## Task material
________________
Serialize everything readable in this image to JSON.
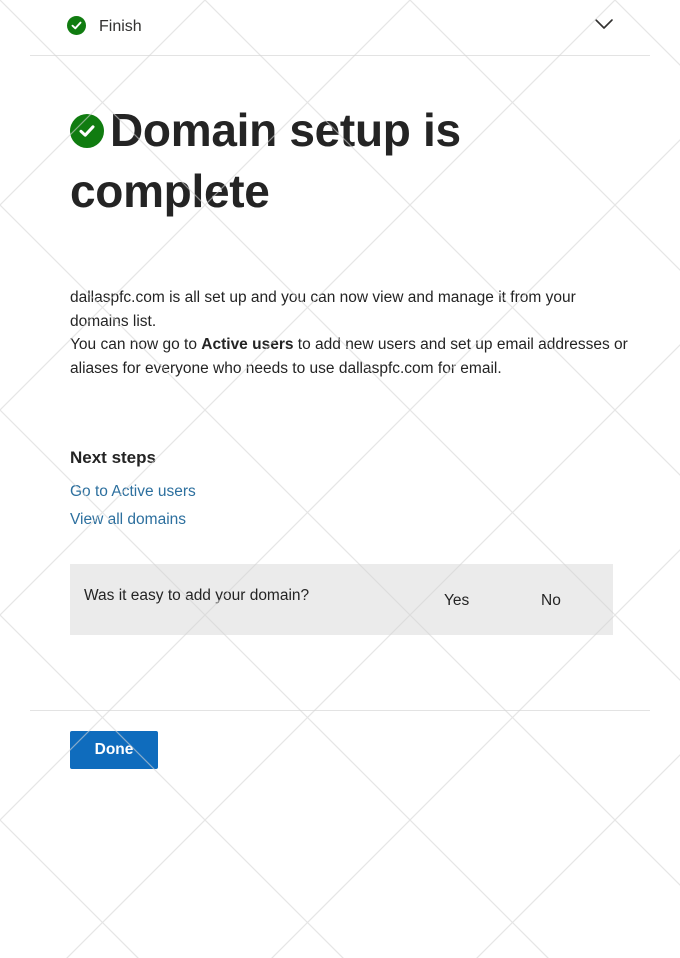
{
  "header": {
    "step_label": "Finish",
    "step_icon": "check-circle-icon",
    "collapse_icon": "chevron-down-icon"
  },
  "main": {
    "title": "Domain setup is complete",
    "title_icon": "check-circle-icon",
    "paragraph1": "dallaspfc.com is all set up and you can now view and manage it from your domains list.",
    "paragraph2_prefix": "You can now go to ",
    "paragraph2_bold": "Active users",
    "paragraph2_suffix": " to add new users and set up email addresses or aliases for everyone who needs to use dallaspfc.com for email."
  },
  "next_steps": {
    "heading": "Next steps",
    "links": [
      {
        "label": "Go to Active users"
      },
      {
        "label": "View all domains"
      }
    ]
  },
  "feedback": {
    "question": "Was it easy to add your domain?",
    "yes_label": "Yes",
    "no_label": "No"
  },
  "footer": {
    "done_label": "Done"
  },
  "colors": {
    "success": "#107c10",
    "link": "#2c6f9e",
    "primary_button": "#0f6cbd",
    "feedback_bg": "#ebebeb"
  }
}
________________
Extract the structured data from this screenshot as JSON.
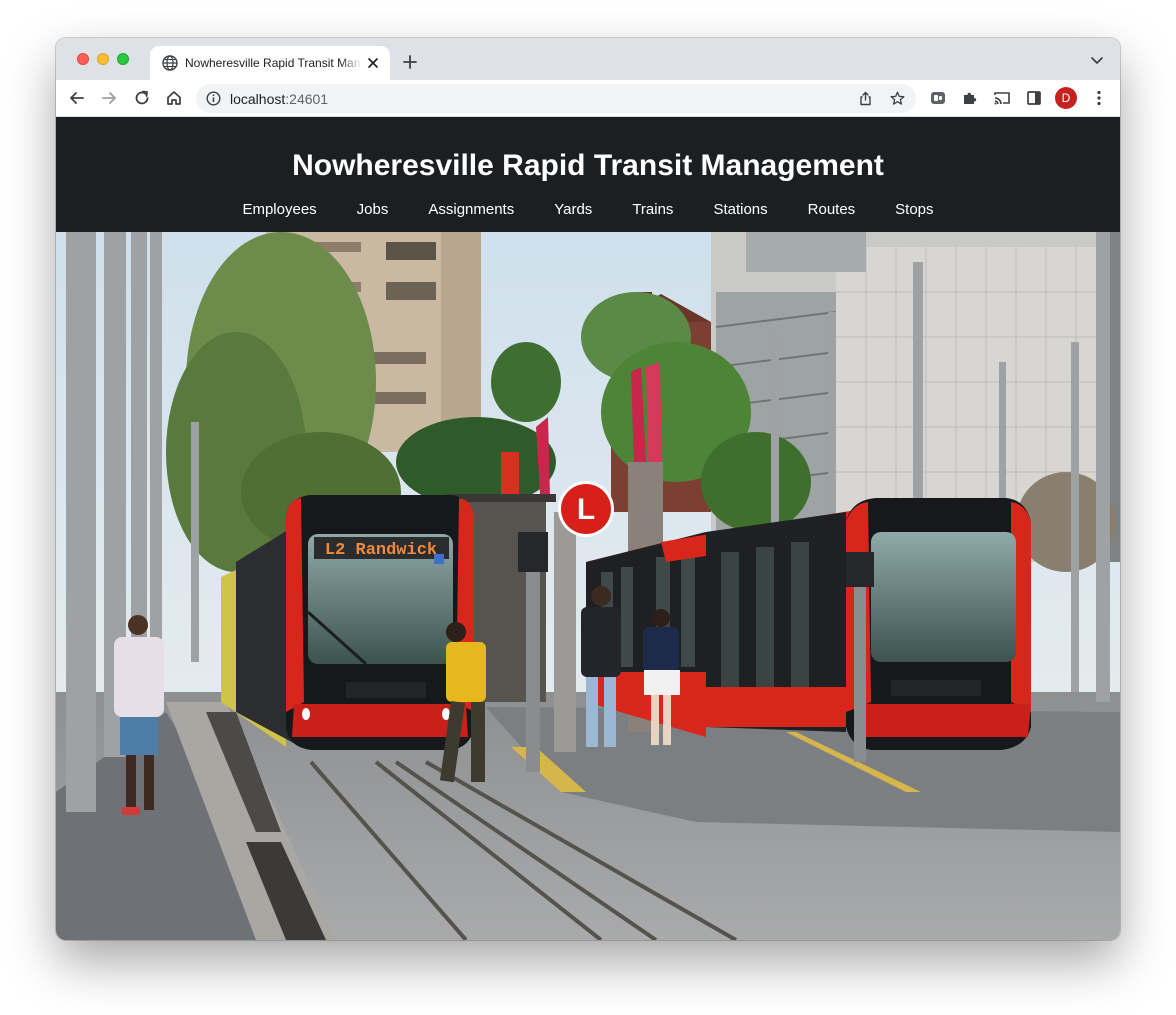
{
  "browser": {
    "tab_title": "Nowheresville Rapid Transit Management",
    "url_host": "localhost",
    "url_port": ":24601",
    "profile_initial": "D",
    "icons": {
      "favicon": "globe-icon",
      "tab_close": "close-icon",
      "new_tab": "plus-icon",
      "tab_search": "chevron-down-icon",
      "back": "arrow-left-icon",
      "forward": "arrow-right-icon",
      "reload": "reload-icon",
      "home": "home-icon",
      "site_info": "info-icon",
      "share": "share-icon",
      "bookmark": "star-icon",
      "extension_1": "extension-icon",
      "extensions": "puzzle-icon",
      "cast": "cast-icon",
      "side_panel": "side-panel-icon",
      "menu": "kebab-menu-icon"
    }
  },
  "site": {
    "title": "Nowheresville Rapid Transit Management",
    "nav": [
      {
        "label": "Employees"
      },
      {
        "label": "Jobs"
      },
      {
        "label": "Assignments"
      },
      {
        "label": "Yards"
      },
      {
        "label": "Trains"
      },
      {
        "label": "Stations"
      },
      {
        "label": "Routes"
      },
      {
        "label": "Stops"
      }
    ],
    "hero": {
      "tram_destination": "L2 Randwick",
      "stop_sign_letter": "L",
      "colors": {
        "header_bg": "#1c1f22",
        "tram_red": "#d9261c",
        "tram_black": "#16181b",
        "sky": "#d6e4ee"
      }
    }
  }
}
________________
## Required work
Collect, from the material above, every line containing the word "users".

## Finished task
    "paragraph2_bold": "Active users",
    "paragraph2_suffix": " to add new users and set up email addresses or aliases for everyone who needs to use dallaspfc.com for email."
        "label": "Go to Active users"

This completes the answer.